#### Do this
Please arrange the lines of each of the records below as a numbered list, leaving out any blank lines.

## start Listing

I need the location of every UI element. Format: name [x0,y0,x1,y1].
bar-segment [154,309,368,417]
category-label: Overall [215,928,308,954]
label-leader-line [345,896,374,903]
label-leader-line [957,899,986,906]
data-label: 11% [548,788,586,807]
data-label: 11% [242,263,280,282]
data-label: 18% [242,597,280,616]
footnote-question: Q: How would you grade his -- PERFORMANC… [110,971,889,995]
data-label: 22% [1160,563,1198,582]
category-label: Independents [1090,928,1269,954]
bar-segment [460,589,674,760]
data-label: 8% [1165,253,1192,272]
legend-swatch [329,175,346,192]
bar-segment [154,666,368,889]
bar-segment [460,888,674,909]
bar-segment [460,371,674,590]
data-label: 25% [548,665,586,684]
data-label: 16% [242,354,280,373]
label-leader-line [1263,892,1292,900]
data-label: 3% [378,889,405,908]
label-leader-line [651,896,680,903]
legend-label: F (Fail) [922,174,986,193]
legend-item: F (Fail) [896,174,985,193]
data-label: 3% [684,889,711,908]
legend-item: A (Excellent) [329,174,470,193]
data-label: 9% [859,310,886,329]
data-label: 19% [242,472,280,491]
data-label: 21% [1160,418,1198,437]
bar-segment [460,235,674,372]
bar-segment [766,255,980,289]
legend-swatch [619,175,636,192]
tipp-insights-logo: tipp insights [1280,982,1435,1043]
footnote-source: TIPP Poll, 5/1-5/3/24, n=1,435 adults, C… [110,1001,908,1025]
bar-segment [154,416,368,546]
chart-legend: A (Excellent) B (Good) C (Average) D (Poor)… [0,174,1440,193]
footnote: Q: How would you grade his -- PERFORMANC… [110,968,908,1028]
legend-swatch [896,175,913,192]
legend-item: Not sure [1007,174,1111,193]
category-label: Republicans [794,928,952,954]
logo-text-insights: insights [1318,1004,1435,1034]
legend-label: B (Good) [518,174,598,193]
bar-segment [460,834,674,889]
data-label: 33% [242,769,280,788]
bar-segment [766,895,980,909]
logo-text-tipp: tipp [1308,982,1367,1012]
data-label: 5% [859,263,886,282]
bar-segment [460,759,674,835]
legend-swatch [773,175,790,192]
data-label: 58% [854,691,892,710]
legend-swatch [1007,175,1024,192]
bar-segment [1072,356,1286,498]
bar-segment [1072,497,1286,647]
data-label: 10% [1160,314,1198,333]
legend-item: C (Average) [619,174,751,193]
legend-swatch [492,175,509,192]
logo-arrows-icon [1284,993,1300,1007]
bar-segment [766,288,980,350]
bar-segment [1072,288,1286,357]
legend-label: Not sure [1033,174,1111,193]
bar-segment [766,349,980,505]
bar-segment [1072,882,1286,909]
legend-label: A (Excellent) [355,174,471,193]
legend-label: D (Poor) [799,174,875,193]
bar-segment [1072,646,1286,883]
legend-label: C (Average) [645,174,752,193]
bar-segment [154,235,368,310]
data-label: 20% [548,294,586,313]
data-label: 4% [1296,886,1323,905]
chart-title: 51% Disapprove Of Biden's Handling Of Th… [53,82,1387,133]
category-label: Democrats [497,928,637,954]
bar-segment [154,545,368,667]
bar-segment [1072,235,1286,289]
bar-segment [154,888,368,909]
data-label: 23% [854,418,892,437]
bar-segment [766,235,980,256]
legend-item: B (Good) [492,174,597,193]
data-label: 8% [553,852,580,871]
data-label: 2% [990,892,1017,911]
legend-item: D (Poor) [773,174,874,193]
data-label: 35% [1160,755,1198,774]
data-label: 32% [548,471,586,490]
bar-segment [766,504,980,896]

## end Listing

#### Solution below
1. I need the location of every UI element. Format: name [x0,y0,x1,y1].
2. bar-segment [154,309,368,417]
3. category-label: Overall [215,928,308,954]
4. label-leader-line [345,896,374,903]
5. label-leader-line [957,899,986,906]
6. data-label: 11% [548,788,586,807]
7. data-label: 11% [242,263,280,282]
8. data-label: 18% [242,597,280,616]
9. footnote-question: Q: How would you grade his -- PERFORMANC… [110,971,889,995]
10. data-label: 22% [1160,563,1198,582]
11. category-label: Independents [1090,928,1269,954]
12. bar-segment [460,589,674,760]
13. data-label: 8% [1165,253,1192,272]
14. legend-swatch [329,175,346,192]
15. bar-segment [154,666,368,889]
16. bar-segment [460,888,674,909]
17. bar-segment [460,371,674,590]
18. data-label: 25% [548,665,586,684]
19. data-label: 16% [242,354,280,373]
20. label-leader-line [1263,892,1292,900]
21. data-label: 3% [378,889,405,908]
22. label-leader-line [651,896,680,903]
23. legend-label: F (Fail) [922,174,986,193]
24. legend-item: F (Fail) [896,174,985,193]
25. data-label: 3% [684,889,711,908]
26. legend-item: A (Excellent) [329,174,470,193]
27. data-label: 9% [859,310,886,329]
28. data-label: 19% [242,472,280,491]
29. data-label: 21% [1160,418,1198,437]
30. bar-segment [460,235,674,372]
31. bar-segment [766,255,980,289]
32. legend-swatch [619,175,636,192]
33. tipp-insights-logo: tipp insights [1280,982,1435,1043]
34. footnote-source: TIPP Poll, 5/1-5/3/24, n=1,435 adults, C… [110,1001,908,1025]
35. bar-segment [154,416,368,546]
36. chart-legend: A (Excellent) B (Good) C (Average) D (Poor)… [0,174,1440,193]
37. footnote: Q: How would you grade his -- PERFORMANC… [110,968,908,1028]
38. legend-swatch [896,175,913,192]
39. legend-item: Not sure [1007,174,1111,193]
40. category-label: Republicans [794,928,952,954]
41. logo-text-insights: insights [1318,1004,1435,1034]
42. legend-label: B (Good) [518,174,598,193]
43. bar-segment [460,834,674,889]
44. data-label: 33% [242,769,280,788]
45. bar-segment [766,895,980,909]
46. logo-text-tipp: tipp [1308,982,1367,1012]
47. data-label: 5% [859,263,886,282]
48. bar-segment [460,759,674,835]
49. legend-swatch [773,175,790,192]
50. data-label: 58% [854,691,892,710]
51. legend-swatch [1007,175,1024,192]
52. bar-segment [1072,356,1286,498]
53. bar-segment [1072,497,1286,647]
54. data-label: 10% [1160,314,1198,333]
55. legend-item: C (Average) [619,174,751,193]
56. legend-swatch [492,175,509,192]
57. logo-arrows-icon [1284,993,1300,1007]
58. bar-segment [766,288,980,350]
59. bar-segment [1072,288,1286,357]
60. legend-label: Not sure [1033,174,1111,193]
61. bar-segment [766,349,980,505]
62. bar-segment [1072,882,1286,909]
63. legend-label: A (Excellent) [355,174,471,193]
64. legend-label: D (Poor) [799,174,875,193]
65. bar-segment [1072,646,1286,883]
66. legend-label: C (Average) [645,174,752,193]
67. bar-segment [154,235,368,310]
68. data-label: 20% [548,294,586,313]
69. data-label: 4% [1296,886,1323,905]
70. chart-title: 51% Disapprove Of Biden's Handling Of Th… [53,82,1387,133]
71. category-label: Democrats [497,928,637,954]
72. bar-segment [154,545,368,667]
73. bar-segment [1072,235,1286,289]
74. bar-segment [154,888,368,909]
75. data-label: 23% [854,418,892,437]
76. bar-segment [766,235,980,256]
77. legend-item: B (Good) [492,174,597,193]
78. data-label: 8% [553,852,580,871]
79. data-label: 2% [990,892,1017,911]
80. legend-item: D (Poor) [773,174,874,193]
81. data-label: 35% [1160,755,1198,774]
82. data-label: 32% [548,471,586,490]
83. bar-segment [766,504,980,896]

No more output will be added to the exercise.